• [Records from a collection of figures]
_ _ _

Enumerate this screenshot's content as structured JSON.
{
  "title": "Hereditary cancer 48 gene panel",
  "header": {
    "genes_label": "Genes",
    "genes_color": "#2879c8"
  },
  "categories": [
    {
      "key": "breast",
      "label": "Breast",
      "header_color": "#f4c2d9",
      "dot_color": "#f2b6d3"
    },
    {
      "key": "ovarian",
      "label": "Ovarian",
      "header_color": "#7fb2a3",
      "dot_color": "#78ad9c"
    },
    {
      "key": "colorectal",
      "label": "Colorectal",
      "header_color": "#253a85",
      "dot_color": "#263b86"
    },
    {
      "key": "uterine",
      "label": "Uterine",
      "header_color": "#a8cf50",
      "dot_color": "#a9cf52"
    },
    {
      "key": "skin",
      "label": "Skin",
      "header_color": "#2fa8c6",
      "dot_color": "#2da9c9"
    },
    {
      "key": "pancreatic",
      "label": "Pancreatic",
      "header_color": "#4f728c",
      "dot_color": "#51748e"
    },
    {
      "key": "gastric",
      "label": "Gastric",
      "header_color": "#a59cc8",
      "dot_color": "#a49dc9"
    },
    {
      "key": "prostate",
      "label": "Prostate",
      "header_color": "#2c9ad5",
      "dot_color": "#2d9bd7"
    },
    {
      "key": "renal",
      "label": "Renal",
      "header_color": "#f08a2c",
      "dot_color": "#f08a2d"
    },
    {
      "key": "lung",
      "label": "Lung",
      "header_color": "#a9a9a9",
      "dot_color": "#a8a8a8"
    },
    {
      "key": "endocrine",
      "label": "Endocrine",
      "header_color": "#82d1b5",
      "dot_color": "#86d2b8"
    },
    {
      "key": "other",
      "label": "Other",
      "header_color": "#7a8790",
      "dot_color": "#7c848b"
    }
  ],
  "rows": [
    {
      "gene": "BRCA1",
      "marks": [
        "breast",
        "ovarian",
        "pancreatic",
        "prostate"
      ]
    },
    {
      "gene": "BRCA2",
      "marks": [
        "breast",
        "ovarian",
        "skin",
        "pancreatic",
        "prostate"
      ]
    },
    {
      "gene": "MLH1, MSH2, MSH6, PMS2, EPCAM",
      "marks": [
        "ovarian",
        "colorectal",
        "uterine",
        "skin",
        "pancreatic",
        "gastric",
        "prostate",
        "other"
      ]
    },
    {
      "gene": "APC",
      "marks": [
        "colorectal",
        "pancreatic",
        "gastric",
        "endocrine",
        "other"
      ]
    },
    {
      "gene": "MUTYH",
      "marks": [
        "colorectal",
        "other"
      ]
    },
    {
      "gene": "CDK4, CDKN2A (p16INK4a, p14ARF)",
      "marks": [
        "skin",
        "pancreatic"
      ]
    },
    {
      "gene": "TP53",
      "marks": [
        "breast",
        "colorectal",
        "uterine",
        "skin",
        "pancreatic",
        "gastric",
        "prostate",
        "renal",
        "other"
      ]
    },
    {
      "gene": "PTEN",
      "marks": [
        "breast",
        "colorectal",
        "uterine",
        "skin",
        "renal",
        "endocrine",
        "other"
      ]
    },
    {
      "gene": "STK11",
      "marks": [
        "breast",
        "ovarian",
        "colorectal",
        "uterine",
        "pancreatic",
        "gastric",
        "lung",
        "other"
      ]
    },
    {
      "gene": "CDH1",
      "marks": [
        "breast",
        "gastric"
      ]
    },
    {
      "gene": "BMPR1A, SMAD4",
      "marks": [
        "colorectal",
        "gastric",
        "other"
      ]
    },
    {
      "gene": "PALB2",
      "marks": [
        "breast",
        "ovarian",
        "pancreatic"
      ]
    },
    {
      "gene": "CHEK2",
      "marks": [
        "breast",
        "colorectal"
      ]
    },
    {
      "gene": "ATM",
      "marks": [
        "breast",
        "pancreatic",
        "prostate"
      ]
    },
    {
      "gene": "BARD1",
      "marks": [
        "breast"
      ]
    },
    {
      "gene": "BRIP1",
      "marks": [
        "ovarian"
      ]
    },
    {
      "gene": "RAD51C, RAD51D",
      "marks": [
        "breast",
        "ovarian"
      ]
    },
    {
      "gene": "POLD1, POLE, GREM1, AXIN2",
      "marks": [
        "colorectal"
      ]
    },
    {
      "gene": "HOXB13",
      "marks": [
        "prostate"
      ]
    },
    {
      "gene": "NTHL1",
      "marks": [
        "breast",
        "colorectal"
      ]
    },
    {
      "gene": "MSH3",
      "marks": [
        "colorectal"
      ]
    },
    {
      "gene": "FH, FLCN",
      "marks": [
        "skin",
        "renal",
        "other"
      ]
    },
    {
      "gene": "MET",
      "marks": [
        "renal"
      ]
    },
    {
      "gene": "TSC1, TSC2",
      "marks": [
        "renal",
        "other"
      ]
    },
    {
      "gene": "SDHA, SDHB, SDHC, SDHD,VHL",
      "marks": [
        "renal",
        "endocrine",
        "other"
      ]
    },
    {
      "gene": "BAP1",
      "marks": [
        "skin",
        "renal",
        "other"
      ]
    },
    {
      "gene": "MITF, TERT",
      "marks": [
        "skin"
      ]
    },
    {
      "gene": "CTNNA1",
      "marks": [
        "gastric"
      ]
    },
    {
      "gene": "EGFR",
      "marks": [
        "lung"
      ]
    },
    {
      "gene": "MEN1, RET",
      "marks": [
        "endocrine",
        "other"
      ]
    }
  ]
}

_ _ _

• [REQUIRED WORK]
Write out all of the records above exactly as they appear.

• [TASK OUTPUT]
Enumerate this screenshot's content as structured JSON.
{
  "title": "Hereditary cancer 48 gene panel",
  "header": {
    "genes_label": "Genes",
    "genes_color": "#2879c8"
  },
  "categories": [
    {
      "key": "breast",
      "label": "Breast",
      "header_color": "#f4c2d9",
      "dot_color": "#f2b6d3"
    },
    {
      "key": "ovarian",
      "label": "Ovarian",
      "header_color": "#7fb2a3",
      "dot_color": "#78ad9c"
    },
    {
      "key": "colorectal",
      "label": "Colorectal",
      "header_color": "#253a85",
      "dot_color": "#263b86"
    },
    {
      "key": "uterine",
      "label": "Uterine",
      "header_color": "#a8cf50",
      "dot_color": "#a9cf52"
    },
    {
      "key": "skin",
      "label": "Skin",
      "header_color": "#2fa8c6",
      "dot_color": "#2da9c9"
    },
    {
      "key": "pancreatic",
      "label": "Pancreatic",
      "header_color": "#4f728c",
      "dot_color": "#51748e"
    },
    {
      "key": "gastric",
      "label": "Gastric",
      "header_color": "#a59cc8",
      "dot_color": "#a49dc9"
    },
    {
      "key": "prostate",
      "label": "Prostate",
      "header_color": "#2c9ad5",
      "dot_color": "#2d9bd7"
    },
    {
      "key": "renal",
      "label": "Renal",
      "header_color": "#f08a2c",
      "dot_color": "#f08a2d"
    },
    {
      "key": "lung",
      "label": "Lung",
      "header_color": "#a9a9a9",
      "dot_color": "#a8a8a8"
    },
    {
      "key": "endocrine",
      "label": "Endocrine",
      "header_color": "#82d1b5",
      "dot_color": "#86d2b8"
    },
    {
      "key": "other",
      "label": "Other",
      "header_color": "#7a8790",
      "dot_color": "#7c848b"
    }
  ],
  "rows": [
    {
      "gene": "BRCA1",
      "marks": [
        "breast",
        "ovarian",
        "pancreatic",
        "prostate"
      ]
    },
    {
      "gene": "BRCA2",
      "marks": [
        "breast",
        "ovarian",
        "skin",
        "pancreatic",
        "prostate"
      ]
    },
    {
      "gene": "MLH1, MSH2, MSH6, PMS2, EPCAM",
      "marks": [
        "ovarian",
        "colorectal",
        "uterine",
        "skin",
        "pancreatic",
        "gastric",
        "prostate",
        "other"
      ]
    },
    {
      "gene": "APC",
      "marks": [
        "colorectal",
        "pancreatic",
        "gastric",
        "endocrine",
        "other"
      ]
    },
    {
      "gene": "MUTYH",
      "marks": [
        "colorectal",
        "other"
      ]
    },
    {
      "gene": "CDK4, CDKN2A (p16INK4a, p14ARF)",
      "marks": [
        "skin",
        "pancreatic"
      ]
    },
    {
      "gene": "TP53",
      "marks": [
        "breast",
        "colorectal",
        "uterine",
        "skin",
        "pancreatic",
        "gastric",
        "prostate",
        "renal",
        "other"
      ]
    },
    {
      "gene": "PTEN",
      "marks": [
        "breast",
        "colorectal",
        "uterine",
        "skin",
        "renal",
        "endocrine",
        "other"
      ]
    },
    {
      "gene": "STK11",
      "marks": [
        "breast",
        "ovarian",
        "colorectal",
        "uterine",
        "pancreatic",
        "gastric",
        "lung",
        "other"
      ]
    },
    {
      "gene": "CDH1",
      "marks": [
        "breast",
        "gastric"
      ]
    },
    {
      "gene": "BMPR1A, SMAD4",
      "marks": [
        "colorectal",
        "gastric",
        "other"
      ]
    },
    {
      "gene": "PALB2",
      "marks": [
        "breast",
        "ovarian",
        "pancreatic"
      ]
    },
    {
      "gene": "CHEK2",
      "marks": [
        "breast",
        "colorectal"
      ]
    },
    {
      "gene": "ATM",
      "marks": [
        "breast",
        "pancreatic",
        "prostate"
      ]
    },
    {
      "gene": "BARD1",
      "marks": [
        "breast"
      ]
    },
    {
      "gene": "BRIP1",
      "marks": [
        "ovarian"
      ]
    },
    {
      "gene": "RAD51C, RAD51D",
      "marks": [
        "breast",
        "ovarian"
      ]
    },
    {
      "gene": "POLD1, POLE, GREM1, AXIN2",
      "marks": [
        "colorectal"
      ]
    },
    {
      "gene": "HOXB13",
      "marks": [
        "prostate"
      ]
    },
    {
      "gene": "NTHL1",
      "marks": [
        "breast",
        "colorectal"
      ]
    },
    {
      "gene": "MSH3",
      "marks": [
        "colorectal"
      ]
    },
    {
      "gene": "FH, FLCN",
      "marks": [
        "skin",
        "renal",
        "other"
      ]
    },
    {
      "gene": "MET",
      "marks": [
        "renal"
      ]
    },
    {
      "gene": "TSC1, TSC2",
      "marks": [
        "renal",
        "other"
      ]
    },
    {
      "gene": "SDHA, SDHB, SDHC, SDHD,VHL",
      "marks": [
        "renal",
        "endocrine",
        "other"
      ]
    },
    {
      "gene": "BAP1",
      "marks": [
        "skin",
        "renal",
        "other"
      ]
    },
    {
      "gene": "MITF, TERT",
      "marks": [
        "skin"
      ]
    },
    {
      "gene": "CTNNA1",
      "marks": [
        "gastric"
      ]
    },
    {
      "gene": "EGFR",
      "marks": [
        "lung"
      ]
    },
    {
      "gene": "MEN1, RET",
      "marks": [
        "endocrine",
        "other"
      ]
    }
  ]
}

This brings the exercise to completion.